● What to do
Output every entry exactly as written, but omit the pictures.
◆ ◆ ◆ ◆
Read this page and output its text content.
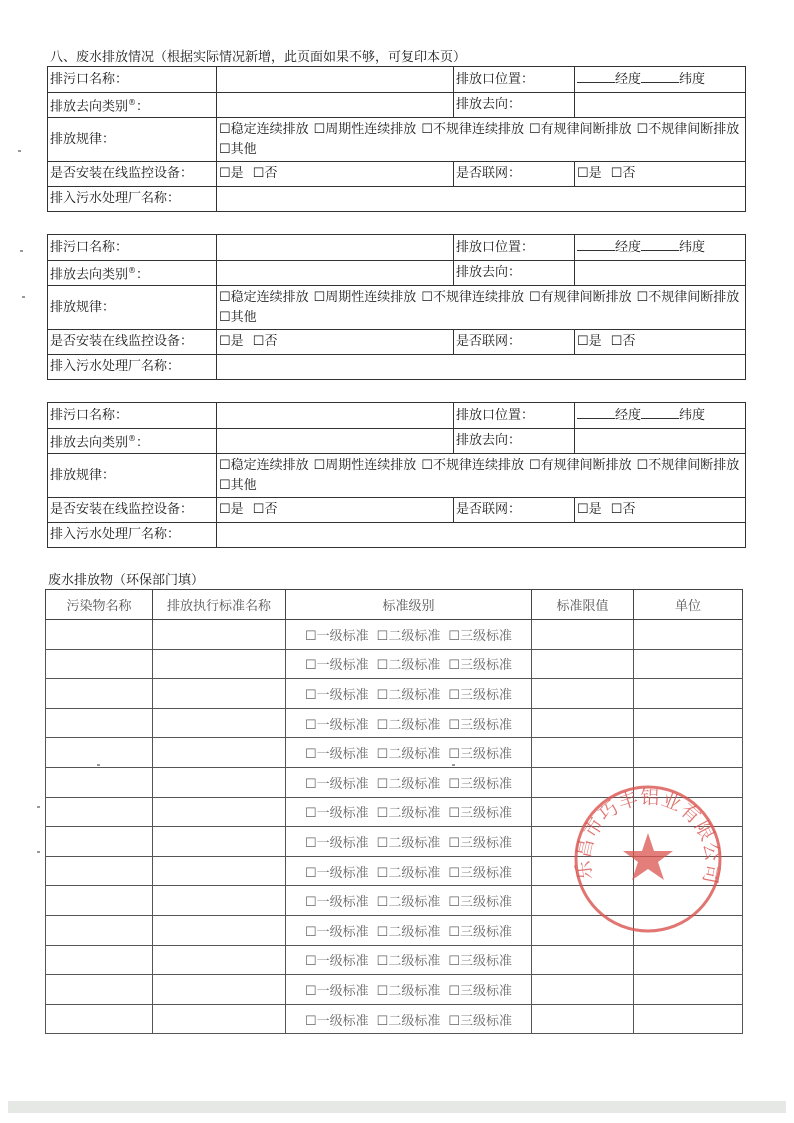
八、废水排放情况（根据实际情况新增，此页面如果不够，可复印本页）
排污口名称：		排放口位置：	经度 纬度
排放去向类别®：		排放去向：	
排放规律：	☐稳定连续排放 ☐周期性连续排放 ☐不规律连续排放 ☐有规律间断排放 ☐不规律间断排放☐其他		
是否安装在线监控设备：	☐是 ☐否	是否联网：	☐是 ☐否
排入污水处理厂名称：			
排污口名称：		排放口位置：	经度 纬度
排放去向类别®：		排放去向：	
排放规律：	☐稳定连续排放 ☐周期性连续排放 ☐不规律连续排放 ☐有规律间断排放 ☐不规律间断排放☐其他		
是否安装在线监控设备：	☐是 ☐否	是否联网：	☐是 ☐否
排入污水处理厂名称：			
排污口名称：		排放口位置：	经度 纬度
排放去向类别®：		排放去向：	
排放规律：	☐稳定连续排放 ☐周期性连续排放 ☐不规律连续排放 ☐有规律间断排放 ☐不规律间断排放☐其他		
是否安装在线监控设备：	☐是 ☐否	是否联网：	☐是 ☐否
排入污水处理厂名称：			
废水排放物（环保部门填）
污染物名称	排放执行标准名称	标准级别	标准限值	单位
		☐一级标准 ☐二级标准 ☐三级标准		
		☐一级标准 ☐二级标准 ☐三级标准		
		☐一级标准 ☐二级标准 ☐三级标准		
		☐一级标准 ☐二级标准 ☐三级标准		
		☐一级标准 ☐二级标准 ☐三级标准		
		☐一级标准 ☐二级标准 ☐三级标准		
		☐一级标准 ☐二级标准 ☐三级标准		
		☐一级标准 ☐二级标准 ☐三级标准		
		☐一级标准 ☐二级标准 ☐三级标准		
		☐一级标准 ☐二级标准 ☐三级标准		
		☐一级标准 ☐二级标准 ☐三级标准		
		☐一级标准 ☐二级标准 ☐三级标准		
		☐一级标准 ☐二级标准 ☐三级标准		
		☐一级标准 ☐二级标准 ☐三级标准		
乐昌市巧丰铝业有限公司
◆ ◆ ◆ ◆
● Exercise result
Read this page and output its text content.
八、废水排放情况（根据实际情况新增，此页面如果不够，可复印本页）
排污口名称：		排放口位置：	经度 纬度
排放去向类别®：		排放去向：	
排放规律：	☐稳定连续排放 ☐周期性连续排放 ☐不规律连续排放 ☐有规律间断排放 ☐不规律间断排放☐其他		
是否安装在线监控设备：	☐是 ☐否	是否联网：	☐是 ☐否
排入污水处理厂名称：			
排污口名称：		排放口位置：	经度 纬度
排放去向类别®：		排放去向：	
排放规律：	☐稳定连续排放 ☐周期性连续排放 ☐不规律连续排放 ☐有规律间断排放 ☐不规律间断排放☐其他		
是否安装在线监控设备：	☐是 ☐否	是否联网：	☐是 ☐否
排入污水处理厂名称：			
排污口名称：		排放口位置：	经度 纬度
排放去向类别®：		排放去向：	
排放规律：	☐稳定连续排放 ☐周期性连续排放 ☐不规律连续排放 ☐有规律间断排放 ☐不规律间断排放☐其他		
是否安装在线监控设备：	☐是 ☐否	是否联网：	☐是 ☐否
排入污水处理厂名称：			
废水排放物（环保部门填）
污染物名称	排放执行标准名称	标准级别	标准限值	单位
		☐一级标准 ☐二级标准 ☐三级标准		
		☐一级标准 ☐二级标准 ☐三级标准		
		☐一级标准 ☐二级标准 ☐三级标准		
		☐一级标准 ☐二级标准 ☐三级标准		
		☐一级标准 ☐二级标准 ☐三级标准		
		☐一级标准 ☐二级标准 ☐三级标准		
		☐一级标准 ☐二级标准 ☐三级标准		
		☐一级标准 ☐二级标准 ☐三级标准		
		☐一级标准 ☐二级标准 ☐三级标准		
		☐一级标准 ☐二级标准 ☐三级标准		
		☐一级标准 ☐二级标准 ☐三级标准		
		☐一级标准 ☐二级标准 ☐三级标准		
		☐一级标准 ☐二级标准 ☐三级标准		
		☐一级标准 ☐二级标准 ☐三级标准		
乐昌市巧丰铝业有限公司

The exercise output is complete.